QUELLTEXT
++++
Das ASTRA hatte nach einjährigem Probebetrieb im September 2014 den definitiven Spurabbau im Milchbucktunnel verfügt. Pro Fahrtrichtung gibt es seitdem jeweils eine Spur sowie in der Mitte einen Pannen- und Rettungsstreifen. Gegen diese Verkehrsführung hatte die Zürcher Sektion des Automobil Club der Schweiz (ACS) sowie eine Einzelperson Beschwerde eingelegt.

Diese hatte das Bundesverwaltungsgericht in Teilen gutgeheissen und die Sache zur Klärung an die Vorinstanz zurückgewiesen. Das Gericht sah noch Klärungsbedarf bezüglich des Verkehrsflusses an der Schnittstelle von Nationalstrasse und Stadtnetz.

Die offenen Fragen sollen "vertieft und ergebnisoffen" bearbeitet werden, wie das ASTRA schreibt. Besonderes berücksichtigt werden dabei die städtischen Zufahrtsachsen und die Lichtsignalanlagen.

Die Neubeurteilung dauert voraussichtlich bis zum kommenden Frühjahr. Mit einer Neuverfügung könne Mitte des Jahres 2016 gerechnet werden, heisst es in der Mitteilung. Mindestens solange ändert sich nichts an der heutigen Verkehrsführung.
++++
MATERIALAUSZÜGE
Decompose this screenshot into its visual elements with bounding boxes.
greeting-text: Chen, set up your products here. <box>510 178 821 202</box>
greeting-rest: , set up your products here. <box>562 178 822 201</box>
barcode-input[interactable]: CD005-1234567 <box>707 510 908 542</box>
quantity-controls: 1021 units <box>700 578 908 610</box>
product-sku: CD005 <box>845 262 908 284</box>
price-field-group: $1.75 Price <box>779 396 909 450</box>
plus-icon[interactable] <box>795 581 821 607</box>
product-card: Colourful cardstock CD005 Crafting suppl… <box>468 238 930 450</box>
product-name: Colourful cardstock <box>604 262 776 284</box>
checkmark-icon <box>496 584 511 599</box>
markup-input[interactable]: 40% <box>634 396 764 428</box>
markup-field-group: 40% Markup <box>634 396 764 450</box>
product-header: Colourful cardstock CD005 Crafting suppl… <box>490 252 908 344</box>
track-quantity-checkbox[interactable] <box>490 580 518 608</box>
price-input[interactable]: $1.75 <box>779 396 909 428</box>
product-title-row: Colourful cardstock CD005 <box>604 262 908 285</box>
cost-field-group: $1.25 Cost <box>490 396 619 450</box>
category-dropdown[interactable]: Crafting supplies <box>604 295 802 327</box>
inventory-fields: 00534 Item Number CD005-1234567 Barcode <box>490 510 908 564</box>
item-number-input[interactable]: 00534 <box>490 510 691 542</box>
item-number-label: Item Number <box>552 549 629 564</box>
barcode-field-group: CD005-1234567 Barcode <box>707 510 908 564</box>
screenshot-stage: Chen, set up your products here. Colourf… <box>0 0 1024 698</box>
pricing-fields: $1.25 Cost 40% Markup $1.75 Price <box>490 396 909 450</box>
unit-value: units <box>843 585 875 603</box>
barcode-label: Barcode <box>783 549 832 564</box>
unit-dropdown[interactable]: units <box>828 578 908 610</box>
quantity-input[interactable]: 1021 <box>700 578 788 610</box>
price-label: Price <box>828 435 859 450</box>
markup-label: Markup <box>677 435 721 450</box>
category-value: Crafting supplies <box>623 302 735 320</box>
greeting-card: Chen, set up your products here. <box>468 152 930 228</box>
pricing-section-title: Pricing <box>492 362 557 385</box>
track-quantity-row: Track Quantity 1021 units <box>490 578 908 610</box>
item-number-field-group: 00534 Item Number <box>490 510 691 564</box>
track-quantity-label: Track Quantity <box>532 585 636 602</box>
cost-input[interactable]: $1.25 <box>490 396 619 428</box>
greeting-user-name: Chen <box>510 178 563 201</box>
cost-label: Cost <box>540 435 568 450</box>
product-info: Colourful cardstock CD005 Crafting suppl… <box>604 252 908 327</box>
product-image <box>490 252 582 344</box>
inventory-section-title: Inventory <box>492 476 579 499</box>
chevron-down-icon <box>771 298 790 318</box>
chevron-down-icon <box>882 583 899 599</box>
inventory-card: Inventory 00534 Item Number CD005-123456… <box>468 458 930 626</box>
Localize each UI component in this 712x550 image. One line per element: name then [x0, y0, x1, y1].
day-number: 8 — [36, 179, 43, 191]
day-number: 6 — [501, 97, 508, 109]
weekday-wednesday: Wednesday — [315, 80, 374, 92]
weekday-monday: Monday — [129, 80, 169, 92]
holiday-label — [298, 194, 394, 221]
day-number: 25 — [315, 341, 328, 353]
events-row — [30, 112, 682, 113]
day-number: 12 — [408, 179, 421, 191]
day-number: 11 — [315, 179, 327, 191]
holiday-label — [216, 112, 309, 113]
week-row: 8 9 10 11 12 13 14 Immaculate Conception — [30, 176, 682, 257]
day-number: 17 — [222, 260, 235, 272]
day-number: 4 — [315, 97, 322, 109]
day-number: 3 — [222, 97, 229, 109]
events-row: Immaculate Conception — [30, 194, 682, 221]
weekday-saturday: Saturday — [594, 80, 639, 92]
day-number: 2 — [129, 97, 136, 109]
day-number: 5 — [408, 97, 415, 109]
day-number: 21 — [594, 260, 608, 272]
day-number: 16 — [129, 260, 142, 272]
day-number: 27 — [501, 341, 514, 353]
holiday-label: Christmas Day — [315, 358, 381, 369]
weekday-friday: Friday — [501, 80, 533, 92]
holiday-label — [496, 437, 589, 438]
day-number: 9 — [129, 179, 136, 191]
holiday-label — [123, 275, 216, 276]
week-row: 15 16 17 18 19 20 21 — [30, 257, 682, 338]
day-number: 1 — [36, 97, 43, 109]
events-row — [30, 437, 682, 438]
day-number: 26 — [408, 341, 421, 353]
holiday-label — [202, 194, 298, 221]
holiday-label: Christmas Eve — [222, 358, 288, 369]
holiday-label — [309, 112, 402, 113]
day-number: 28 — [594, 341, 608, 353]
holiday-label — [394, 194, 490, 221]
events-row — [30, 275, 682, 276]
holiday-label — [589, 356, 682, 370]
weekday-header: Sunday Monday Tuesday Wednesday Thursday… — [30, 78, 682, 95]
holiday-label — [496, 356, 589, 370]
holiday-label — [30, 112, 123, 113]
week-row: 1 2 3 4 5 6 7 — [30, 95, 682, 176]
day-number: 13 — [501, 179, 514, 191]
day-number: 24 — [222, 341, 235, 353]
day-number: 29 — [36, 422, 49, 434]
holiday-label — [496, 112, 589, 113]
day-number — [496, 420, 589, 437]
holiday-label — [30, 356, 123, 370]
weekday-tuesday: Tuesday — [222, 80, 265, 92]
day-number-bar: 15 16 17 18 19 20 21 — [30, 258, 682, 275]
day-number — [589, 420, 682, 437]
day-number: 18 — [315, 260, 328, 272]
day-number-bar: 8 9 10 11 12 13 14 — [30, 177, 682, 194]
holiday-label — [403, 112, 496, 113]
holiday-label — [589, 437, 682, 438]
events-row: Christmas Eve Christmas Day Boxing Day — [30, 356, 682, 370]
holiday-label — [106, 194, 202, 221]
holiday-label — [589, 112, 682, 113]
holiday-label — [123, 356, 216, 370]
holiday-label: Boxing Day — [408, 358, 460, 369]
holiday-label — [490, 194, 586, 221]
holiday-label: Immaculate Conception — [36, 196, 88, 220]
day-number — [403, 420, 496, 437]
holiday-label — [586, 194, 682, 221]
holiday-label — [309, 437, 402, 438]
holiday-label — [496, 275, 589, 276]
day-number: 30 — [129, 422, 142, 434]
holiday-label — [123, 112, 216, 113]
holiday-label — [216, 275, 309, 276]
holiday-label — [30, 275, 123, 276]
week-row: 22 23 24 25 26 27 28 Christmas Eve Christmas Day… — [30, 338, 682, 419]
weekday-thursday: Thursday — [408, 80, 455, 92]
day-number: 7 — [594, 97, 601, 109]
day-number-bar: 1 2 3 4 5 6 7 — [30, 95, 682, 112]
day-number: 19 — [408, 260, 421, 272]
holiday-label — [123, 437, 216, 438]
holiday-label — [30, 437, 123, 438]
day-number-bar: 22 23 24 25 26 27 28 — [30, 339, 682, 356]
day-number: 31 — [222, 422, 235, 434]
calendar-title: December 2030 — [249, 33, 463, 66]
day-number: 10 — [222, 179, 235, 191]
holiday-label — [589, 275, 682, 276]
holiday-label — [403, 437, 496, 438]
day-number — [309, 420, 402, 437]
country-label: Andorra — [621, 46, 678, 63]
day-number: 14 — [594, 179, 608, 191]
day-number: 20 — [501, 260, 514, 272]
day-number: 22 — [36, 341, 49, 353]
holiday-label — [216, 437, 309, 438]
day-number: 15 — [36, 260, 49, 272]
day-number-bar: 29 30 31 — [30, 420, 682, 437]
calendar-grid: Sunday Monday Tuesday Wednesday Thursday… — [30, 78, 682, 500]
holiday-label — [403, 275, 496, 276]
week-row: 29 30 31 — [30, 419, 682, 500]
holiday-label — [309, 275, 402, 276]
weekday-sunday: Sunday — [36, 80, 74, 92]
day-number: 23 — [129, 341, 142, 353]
++++
ARBEITSAUFTRÄGE
a – Nennen Sie alle Behörden, Gerichte und Organisationen, die im Text über den Milchbucktunnel namentlich vorkommen.
b – Geben Sie aus dem Text über den Milchbucktunnel den Abschnitt wörtlich wieder, der mit den Worten „Die offenen Fragen“ beginnt und mit „der heutigen Verkehrsführung.“ endet.

LÖSUNGEN
a –
ASTRA
Zürcher Sektion des Automobil Club der Schweiz (ACS)
Bundesverwaltungsgericht

b –
Die offenen Fragen sollen "vertieft und ergebnisoffen" bearbeitet werden, wie das ASTRA schreibt. Besonderes berücksichtigt werden dabei die städtischen Zufahrtsachsen und die Lichtsignalanlagen.

Die Neubeurteilung dauert voraussichtlich bis zum kommenden Frühjahr. Mit einer Neuverfügung könne Mitte des Jahres 2016 gerechnet werden, heisst es in der Mitteilung. Mindestens solange ändert sich nichts an der heutigen Verkehrsführung.